Collected data entries:
begin
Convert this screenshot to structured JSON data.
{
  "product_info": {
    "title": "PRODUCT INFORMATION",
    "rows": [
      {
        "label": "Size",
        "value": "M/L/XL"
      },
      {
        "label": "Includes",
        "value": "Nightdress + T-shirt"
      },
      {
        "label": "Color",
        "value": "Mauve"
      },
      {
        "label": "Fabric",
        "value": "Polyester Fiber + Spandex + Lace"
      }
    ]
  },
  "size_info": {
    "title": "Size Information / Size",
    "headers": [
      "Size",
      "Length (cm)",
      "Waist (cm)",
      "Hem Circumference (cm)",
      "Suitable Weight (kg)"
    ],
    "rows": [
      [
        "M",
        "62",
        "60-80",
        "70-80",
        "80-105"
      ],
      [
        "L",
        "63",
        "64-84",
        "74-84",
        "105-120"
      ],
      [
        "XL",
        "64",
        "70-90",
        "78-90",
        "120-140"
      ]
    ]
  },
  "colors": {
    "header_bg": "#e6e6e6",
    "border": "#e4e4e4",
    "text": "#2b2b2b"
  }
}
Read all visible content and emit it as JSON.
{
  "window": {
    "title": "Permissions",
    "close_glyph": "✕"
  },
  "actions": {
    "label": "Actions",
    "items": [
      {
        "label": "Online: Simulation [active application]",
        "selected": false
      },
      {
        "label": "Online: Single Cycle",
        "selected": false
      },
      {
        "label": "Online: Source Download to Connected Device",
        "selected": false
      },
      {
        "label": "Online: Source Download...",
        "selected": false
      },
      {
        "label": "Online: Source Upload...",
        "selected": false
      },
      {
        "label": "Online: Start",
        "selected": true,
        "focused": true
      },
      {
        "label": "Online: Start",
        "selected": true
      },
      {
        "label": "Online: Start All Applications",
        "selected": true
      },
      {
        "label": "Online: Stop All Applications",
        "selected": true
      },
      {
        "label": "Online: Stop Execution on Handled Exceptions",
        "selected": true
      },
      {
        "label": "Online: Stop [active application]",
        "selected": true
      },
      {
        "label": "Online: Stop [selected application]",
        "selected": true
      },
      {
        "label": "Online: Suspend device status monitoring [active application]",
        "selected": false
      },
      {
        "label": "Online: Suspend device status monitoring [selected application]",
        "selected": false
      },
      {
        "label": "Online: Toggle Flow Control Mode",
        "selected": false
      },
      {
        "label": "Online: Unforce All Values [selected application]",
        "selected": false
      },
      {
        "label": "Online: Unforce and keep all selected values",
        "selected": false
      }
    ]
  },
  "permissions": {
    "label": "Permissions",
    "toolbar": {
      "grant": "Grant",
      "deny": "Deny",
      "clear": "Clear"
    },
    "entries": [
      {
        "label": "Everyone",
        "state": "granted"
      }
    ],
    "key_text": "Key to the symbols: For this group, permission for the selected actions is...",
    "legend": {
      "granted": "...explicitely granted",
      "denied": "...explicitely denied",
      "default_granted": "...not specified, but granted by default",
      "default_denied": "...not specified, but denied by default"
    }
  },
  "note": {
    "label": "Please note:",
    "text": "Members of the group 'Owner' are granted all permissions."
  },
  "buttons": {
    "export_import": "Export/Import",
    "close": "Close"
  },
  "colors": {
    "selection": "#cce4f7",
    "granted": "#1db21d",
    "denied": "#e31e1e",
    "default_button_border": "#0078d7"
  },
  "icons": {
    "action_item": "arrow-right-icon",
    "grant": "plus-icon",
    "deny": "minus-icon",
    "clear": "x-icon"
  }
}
end
## Problem to work on
Once more, set down the full listing, verbatim.

## Solution to this task
Convert this screenshot to structured JSON data.
{
  "product_info": {
    "title": "PRODUCT INFORMATION",
    "rows": [
      {
        "label": "Size",
        "value": "M/L/XL"
      },
      {
        "label": "Includes",
        "value": "Nightdress + T-shirt"
      },
      {
        "label": "Color",
        "value": "Mauve"
      },
      {
        "label": "Fabric",
        "value": "Polyester Fiber + Spandex + Lace"
      }
    ]
  },
  "size_info": {
    "title": "Size Information / Size",
    "headers": [
      "Size",
      "Length (cm)",
      "Waist (cm)",
      "Hem Circumference (cm)",
      "Suitable Weight (kg)"
    ],
    "rows": [
      [
        "M",
        "62",
        "60-80",
        "70-80",
        "80-105"
      ],
      [
        "L",
        "63",
        "64-84",
        "74-84",
        "105-120"
      ],
      [
        "XL",
        "64",
        "70-90",
        "78-90",
        "120-140"
      ]
    ]
  },
  "colors": {
    "header_bg": "#e6e6e6",
    "border": "#e4e4e4",
    "text": "#2b2b2b"
  }
}
Read all visible content and emit it as JSON.
{
  "window": {
    "title": "Permissions",
    "close_glyph": "✕"
  },
  "actions": {
    "label": "Actions",
    "items": [
      {
        "label": "Online: Simulation [active application]",
        "selected": false
      },
      {
        "label": "Online: Single Cycle",
        "selected": false
      },
      {
        "label": "Online: Source Download to Connected Device",
        "selected": false
      },
      {
        "label": "Online: Source Download...",
        "selected": false
      },
      {
        "label": "Online: Source Upload...",
        "selected": false
      },
      {
        "label": "Online: Start",
        "selected": true,
        "focused": true
      },
      {
        "label": "Online: Start",
        "selected": true
      },
      {
        "label": "Online: Start All Applications",
        "selected": true
      },
      {
        "label": "Online: Stop All Applications",
        "selected": true
      },
      {
        "label": "Online: Stop Execution on Handled Exceptions",
        "selected": true
      },
      {
        "label": "Online: Stop [active application]",
        "selected": true
      },
      {
        "label": "Online: Stop [selected application]",
        "selected": true
      },
      {
        "label": "Online: Suspend device status monitoring [active application]",
        "selected": false
      },
      {
        "label": "Online: Suspend device status monitoring [selected application]",
        "selected": false
      },
      {
        "label": "Online: Toggle Flow Control Mode",
        "selected": false
      },
      {
        "label": "Online: Unforce All Values [selected application]",
        "selected": false
      },
      {
        "label": "Online: Unforce and keep all selected values",
        "selected": false
      }
    ]
  },
  "permissions": {
    "label": "Permissions",
    "toolbar": {
      "grant": "Grant",
      "deny": "Deny",
      "clear": "Clear"
    },
    "entries": [
      {
        "label": "Everyone",
        "state": "granted"
      }
    ],
    "key_text": "Key to the symbols: For this group, permission for the selected actions is...",
    "legend": {
      "granted": "...explicitely granted",
      "denied": "...explicitely denied",
      "default_granted": "...not specified, but granted by default",
      "default_denied": "...not specified, but denied by default"
    }
  },
  "note": {
    "label": "Please note:",
    "text": "Members of the group 'Owner' are granted all permissions."
  },
  "buttons": {
    "export_import": "Export/Import",
    "close": "Close"
  },
  "colors": {
    "selection": "#cce4f7",
    "granted": "#1db21d",
    "denied": "#e31e1e",
    "default_button_border": "#0078d7"
  },
  "icons": {
    "action_item": "arrow-right-icon",
    "grant": "plus-icon",
    "deny": "minus-icon",
    "clear": "x-icon"
  }
}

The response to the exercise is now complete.